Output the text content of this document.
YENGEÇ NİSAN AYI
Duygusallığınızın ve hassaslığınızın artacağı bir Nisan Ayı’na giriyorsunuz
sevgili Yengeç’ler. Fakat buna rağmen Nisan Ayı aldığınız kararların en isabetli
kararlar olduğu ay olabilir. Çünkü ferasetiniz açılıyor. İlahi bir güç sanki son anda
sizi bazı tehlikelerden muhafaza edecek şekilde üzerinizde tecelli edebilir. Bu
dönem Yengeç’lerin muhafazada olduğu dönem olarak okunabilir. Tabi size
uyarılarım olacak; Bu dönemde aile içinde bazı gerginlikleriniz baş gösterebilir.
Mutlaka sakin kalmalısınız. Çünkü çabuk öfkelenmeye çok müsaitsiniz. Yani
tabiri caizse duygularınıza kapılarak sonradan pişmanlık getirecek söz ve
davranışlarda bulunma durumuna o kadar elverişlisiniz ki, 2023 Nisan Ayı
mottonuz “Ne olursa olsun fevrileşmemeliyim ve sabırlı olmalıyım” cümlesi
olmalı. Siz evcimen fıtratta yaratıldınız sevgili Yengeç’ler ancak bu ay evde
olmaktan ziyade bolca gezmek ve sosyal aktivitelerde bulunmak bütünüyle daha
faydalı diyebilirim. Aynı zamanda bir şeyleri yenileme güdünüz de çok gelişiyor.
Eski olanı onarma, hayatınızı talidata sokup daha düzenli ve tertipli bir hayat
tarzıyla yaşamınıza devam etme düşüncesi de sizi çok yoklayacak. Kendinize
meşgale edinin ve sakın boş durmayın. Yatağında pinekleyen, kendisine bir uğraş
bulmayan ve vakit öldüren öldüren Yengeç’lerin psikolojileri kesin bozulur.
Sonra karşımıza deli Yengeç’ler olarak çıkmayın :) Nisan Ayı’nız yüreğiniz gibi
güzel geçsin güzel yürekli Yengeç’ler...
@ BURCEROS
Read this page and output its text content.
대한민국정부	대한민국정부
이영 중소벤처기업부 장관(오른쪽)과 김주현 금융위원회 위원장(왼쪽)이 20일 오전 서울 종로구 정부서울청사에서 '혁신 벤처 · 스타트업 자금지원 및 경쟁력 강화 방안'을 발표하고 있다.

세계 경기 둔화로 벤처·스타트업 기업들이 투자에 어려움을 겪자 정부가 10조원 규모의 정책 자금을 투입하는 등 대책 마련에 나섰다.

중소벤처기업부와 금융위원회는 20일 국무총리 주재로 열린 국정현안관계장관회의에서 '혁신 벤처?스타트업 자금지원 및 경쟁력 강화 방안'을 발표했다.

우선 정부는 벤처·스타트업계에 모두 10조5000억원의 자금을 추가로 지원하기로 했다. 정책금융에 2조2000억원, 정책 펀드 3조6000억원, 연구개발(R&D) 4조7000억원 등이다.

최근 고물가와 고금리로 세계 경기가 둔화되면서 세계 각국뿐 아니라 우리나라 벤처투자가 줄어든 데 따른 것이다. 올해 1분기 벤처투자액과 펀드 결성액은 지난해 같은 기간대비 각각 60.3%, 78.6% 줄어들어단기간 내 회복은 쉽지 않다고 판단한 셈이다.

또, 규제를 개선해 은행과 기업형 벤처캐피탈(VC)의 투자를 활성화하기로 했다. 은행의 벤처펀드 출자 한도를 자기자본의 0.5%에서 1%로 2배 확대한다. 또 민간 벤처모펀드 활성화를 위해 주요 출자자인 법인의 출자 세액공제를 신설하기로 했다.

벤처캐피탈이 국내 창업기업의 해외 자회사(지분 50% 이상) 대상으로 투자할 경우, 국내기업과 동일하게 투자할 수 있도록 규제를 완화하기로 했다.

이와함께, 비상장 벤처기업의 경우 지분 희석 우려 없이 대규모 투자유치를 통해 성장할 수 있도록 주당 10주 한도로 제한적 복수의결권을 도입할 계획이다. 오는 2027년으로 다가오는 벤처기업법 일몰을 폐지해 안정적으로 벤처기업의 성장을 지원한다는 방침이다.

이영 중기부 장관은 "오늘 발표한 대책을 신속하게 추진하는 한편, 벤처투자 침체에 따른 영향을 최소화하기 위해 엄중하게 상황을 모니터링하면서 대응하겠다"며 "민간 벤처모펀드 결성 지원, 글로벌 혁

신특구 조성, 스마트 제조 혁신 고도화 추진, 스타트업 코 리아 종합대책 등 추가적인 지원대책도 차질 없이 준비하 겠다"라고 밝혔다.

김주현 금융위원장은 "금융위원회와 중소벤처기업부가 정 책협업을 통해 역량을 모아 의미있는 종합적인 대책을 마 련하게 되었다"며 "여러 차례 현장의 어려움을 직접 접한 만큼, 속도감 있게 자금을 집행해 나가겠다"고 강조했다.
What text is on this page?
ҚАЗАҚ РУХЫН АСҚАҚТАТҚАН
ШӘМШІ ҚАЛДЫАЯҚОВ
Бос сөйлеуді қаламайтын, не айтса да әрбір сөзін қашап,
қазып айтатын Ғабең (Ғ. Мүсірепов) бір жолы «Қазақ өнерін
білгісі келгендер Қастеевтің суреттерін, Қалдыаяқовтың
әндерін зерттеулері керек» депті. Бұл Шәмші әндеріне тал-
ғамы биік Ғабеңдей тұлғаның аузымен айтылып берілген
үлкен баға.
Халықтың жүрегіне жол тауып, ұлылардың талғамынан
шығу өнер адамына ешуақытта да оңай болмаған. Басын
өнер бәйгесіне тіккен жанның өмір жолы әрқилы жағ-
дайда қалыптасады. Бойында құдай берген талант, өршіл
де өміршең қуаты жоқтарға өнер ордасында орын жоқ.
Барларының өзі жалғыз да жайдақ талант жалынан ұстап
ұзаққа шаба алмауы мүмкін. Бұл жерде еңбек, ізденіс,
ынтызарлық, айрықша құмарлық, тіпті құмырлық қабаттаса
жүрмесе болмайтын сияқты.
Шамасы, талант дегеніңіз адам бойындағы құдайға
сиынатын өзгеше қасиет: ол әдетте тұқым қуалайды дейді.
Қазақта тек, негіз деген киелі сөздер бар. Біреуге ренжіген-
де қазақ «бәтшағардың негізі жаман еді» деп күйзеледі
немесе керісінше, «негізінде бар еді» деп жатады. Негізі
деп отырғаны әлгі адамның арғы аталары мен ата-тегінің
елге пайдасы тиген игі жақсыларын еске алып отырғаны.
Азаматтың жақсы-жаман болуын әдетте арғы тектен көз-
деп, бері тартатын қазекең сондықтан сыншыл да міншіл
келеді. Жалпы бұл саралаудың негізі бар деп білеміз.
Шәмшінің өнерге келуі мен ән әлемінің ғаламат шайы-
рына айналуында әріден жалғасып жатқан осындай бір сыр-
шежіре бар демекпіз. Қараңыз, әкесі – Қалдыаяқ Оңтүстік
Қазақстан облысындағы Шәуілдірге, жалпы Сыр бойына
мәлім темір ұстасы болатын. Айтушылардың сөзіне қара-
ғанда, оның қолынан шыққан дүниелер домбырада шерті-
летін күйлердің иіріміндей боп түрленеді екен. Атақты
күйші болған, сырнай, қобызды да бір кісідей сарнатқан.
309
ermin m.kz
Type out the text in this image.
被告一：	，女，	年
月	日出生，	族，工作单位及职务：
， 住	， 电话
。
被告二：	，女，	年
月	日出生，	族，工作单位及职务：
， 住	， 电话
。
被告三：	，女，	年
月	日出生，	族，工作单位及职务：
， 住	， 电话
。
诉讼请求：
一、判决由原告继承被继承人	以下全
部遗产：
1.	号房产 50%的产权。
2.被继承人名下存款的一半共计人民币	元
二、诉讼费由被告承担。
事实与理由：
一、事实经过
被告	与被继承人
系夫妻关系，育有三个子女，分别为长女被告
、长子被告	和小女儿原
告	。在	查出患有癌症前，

* REQUIRED WORK
Write out every entry verbatim.

* IN RESPONSE
Output the text content of this document.
YENGEÇ NİSAN AYI
Duygusallığınızın ve hassaslığınızın artacağı bir Nisan Ayı’na giriyorsunuz
sevgili Yengeç’ler. Fakat buna rağmen Nisan Ayı aldığınız kararların en isabetli
kararlar olduğu ay olabilir. Çünkü ferasetiniz açılıyor. İlahi bir güç sanki son anda
sizi bazı tehlikelerden muhafaza edecek şekilde üzerinizde tecelli edebilir. Bu
dönem Yengeç’lerin muhafazada olduğu dönem olarak okunabilir. Tabi size
uyarılarım olacak; Bu dönemde aile içinde bazı gerginlikleriniz baş gösterebilir.
Mutlaka sakin kalmalısınız. Çünkü çabuk öfkelenmeye çok müsaitsiniz. Yani
tabiri caizse duygularınıza kapılarak sonradan pişmanlık getirecek söz ve
davranışlarda bulunma durumuna o kadar elverişlisiniz ki, 2023 Nisan Ayı
mottonuz “Ne olursa olsun fevrileşmemeliyim ve sabırlı olmalıyım” cümlesi
olmalı. Siz evcimen fıtratta yaratıldınız sevgili Yengeç’ler ancak bu ay evde
olmaktan ziyade bolca gezmek ve sosyal aktivitelerde bulunmak bütünüyle daha
faydalı diyebilirim. Aynı zamanda bir şeyleri yenileme güdünüz de çok gelişiyor.
Eski olanı onarma, hayatınızı talidata sokup daha düzenli ve tertipli bir hayat
tarzıyla yaşamınıza devam etme düşüncesi de sizi çok yoklayacak. Kendinize
meşgale edinin ve sakın boş durmayın. Yatağında pinekleyen, kendisine bir uğraş
bulmayan ve vakit öldüren öldüren Yengeç’lerin psikolojileri kesin bozulur.
Sonra karşımıza deli Yengeç’ler olarak çıkmayın :) Nisan Ayı’nız yüreğiniz gibi
güzel geçsin güzel yürekli Yengeç’ler...
@ BURCEROS
Read this page and output its text content.
대한민국정부	대한민국정부
이영 중소벤처기업부 장관(오른쪽)과 김주현 금융위원회 위원장(왼쪽)이 20일 오전 서울 종로구 정부서울청사에서 '혁신 벤처 · 스타트업 자금지원 및 경쟁력 강화 방안'을 발표하고 있다.

세계 경기 둔화로 벤처·스타트업 기업들이 투자에 어려움을 겪자 정부가 10조원 규모의 정책 자금을 투입하는 등 대책 마련에 나섰다.

중소벤처기업부와 금융위원회는 20일 국무총리 주재로 열린 국정현안관계장관회의에서 '혁신 벤처?스타트업 자금지원 및 경쟁력 강화 방안'을 발표했다.

우선 정부는 벤처·스타트업계에 모두 10조5000억원의 자금을 추가로 지원하기로 했다. 정책금융에 2조2000억원, 정책 펀드 3조6000억원, 연구개발(R&D) 4조7000억원 등이다.

최근 고물가와 고금리로 세계 경기가 둔화되면서 세계 각국뿐 아니라 우리나라 벤처투자가 줄어든 데 따른 것이다. 올해 1분기 벤처투자액과 펀드 결성액은 지난해 같은 기간대비 각각 60.3%, 78.6% 줄어들어단기간 내 회복은 쉽지 않다고 판단한 셈이다.

또, 규제를 개선해 은행과 기업형 벤처캐피탈(VC)의 투자를 활성화하기로 했다. 은행의 벤처펀드 출자 한도를 자기자본의 0.5%에서 1%로 2배 확대한다. 또 민간 벤처모펀드 활성화를 위해 주요 출자자인 법인의 출자 세액공제를 신설하기로 했다.

벤처캐피탈이 국내 창업기업의 해외 자회사(지분 50% 이상) 대상으로 투자할 경우, 국내기업과 동일하게 투자할 수 있도록 규제를 완화하기로 했다.

이와함께, 비상장 벤처기업의 경우 지분 희석 우려 없이 대규모 투자유치를 통해 성장할 수 있도록 주당 10주 한도로 제한적 복수의결권을 도입할 계획이다. 오는 2027년으로 다가오는 벤처기업법 일몰을 폐지해 안정적으로 벤처기업의 성장을 지원한다는 방침이다.

이영 중기부 장관은 "오늘 발표한 대책을 신속하게 추진하는 한편, 벤처투자 침체에 따른 영향을 최소화하기 위해 엄중하게 상황을 모니터링하면서 대응하겠다"며 "민간 벤처모펀드 결성 지원, 글로벌 혁

신특구 조성, 스마트 제조 혁신 고도화 추진, 스타트업 코 리아 종합대책 등 추가적인 지원대책도 차질 없이 준비하 겠다"라고 밝혔다.

김주현 금융위원장은 "금융위원회와 중소벤처기업부가 정 책협업을 통해 역량을 모아 의미있는 종합적인 대책을 마 련하게 되었다"며 "여러 차례 현장의 어려움을 직접 접한 만큼, 속도감 있게 자금을 집행해 나가겠다"고 강조했다.
What text is on this page?
ҚАЗАҚ РУХЫН АСҚАҚТАТҚАН
ШӘМШІ ҚАЛДЫАЯҚОВ
Бос сөйлеуді қаламайтын, не айтса да әрбір сөзін қашап,
қазып айтатын Ғабең (Ғ. Мүсірепов) бір жолы «Қазақ өнерін
білгісі келгендер Қастеевтің суреттерін, Қалдыаяқовтың
әндерін зерттеулері керек» депті. Бұл Шәмші әндеріне тал-
ғамы биік Ғабеңдей тұлғаның аузымен айтылып берілген
үлкен баға.
Халықтың жүрегіне жол тауып, ұлылардың талғамынан
шығу өнер адамына ешуақытта да оңай болмаған. Басын
өнер бәйгесіне тіккен жанның өмір жолы әрқилы жағ-
дайда қалыптасады. Бойында құдай берген талант, өршіл
де өміршең қуаты жоқтарға өнер ордасында орын жоқ.
Барларының өзі жалғыз да жайдақ талант жалынан ұстап
ұзаққа шаба алмауы мүмкін. Бұл жерде еңбек, ізденіс,
ынтызарлық, айрықша құмарлық, тіпті құмырлық қабаттаса
жүрмесе болмайтын сияқты.
Шамасы, талант дегеніңіз адам бойындағы құдайға
сиынатын өзгеше қасиет: ол әдетте тұқым қуалайды дейді.
Қазақта тек, негіз деген киелі сөздер бар. Біреуге ренжіген-
де қазақ «бәтшағардың негізі жаман еді» деп күйзеледі
немесе керісінше, «негізінде бар еді» деп жатады. Негізі
деп отырғаны әлгі адамның арғы аталары мен ата-тегінің
елге пайдасы тиген игі жақсыларын еске алып отырғаны.
Азаматтың жақсы-жаман болуын әдетте арғы тектен көз-
деп, бері тартатын қазекең сондықтан сыншыл да міншіл
келеді. Жалпы бұл саралаудың негізі бар деп білеміз.
Шәмшінің өнерге келуі мен ән әлемінің ғаламат шайы-
рына айналуында әріден жалғасып жатқан осындай бір сыр-
шежіре бар демекпіз. Қараңыз, әкесі – Қалдыаяқ Оңтүстік
Қазақстан облысындағы Шәуілдірге, жалпы Сыр бойына
мәлім темір ұстасы болатын. Айтушылардың сөзіне қара-
ғанда, оның қолынан шыққан дүниелер домбырада шерті-
летін күйлердің иіріміндей боп түрленеді екен. Атақты
күйші болған, сырнай, қобызды да бір кісідей сарнатқан.
309
ermin m.kz
Type out the text in this image.
被告一：	，女，	年
月	日出生，	族，工作单位及职务：
， 住	， 电话
。
被告二：	，女，	年
月	日出生，	族，工作单位及职务：
， 住	， 电话
。
被告三：	，女，	年
月	日出生，	族，工作单位及职务：
， 住	， 电话
。
诉讼请求：
一、判决由原告继承被继承人	以下全
部遗产：
1.	号房产 50%的产权。
2.被继承人名下存款的一半共计人民币	元
二、诉讼费由被告承担。
事实与理由：
一、事实经过
被告	与被继承人
系夫妻关系，育有三个子女，分别为长女被告
、长子被告	和小女儿原
告	。在	查出患有癌症前，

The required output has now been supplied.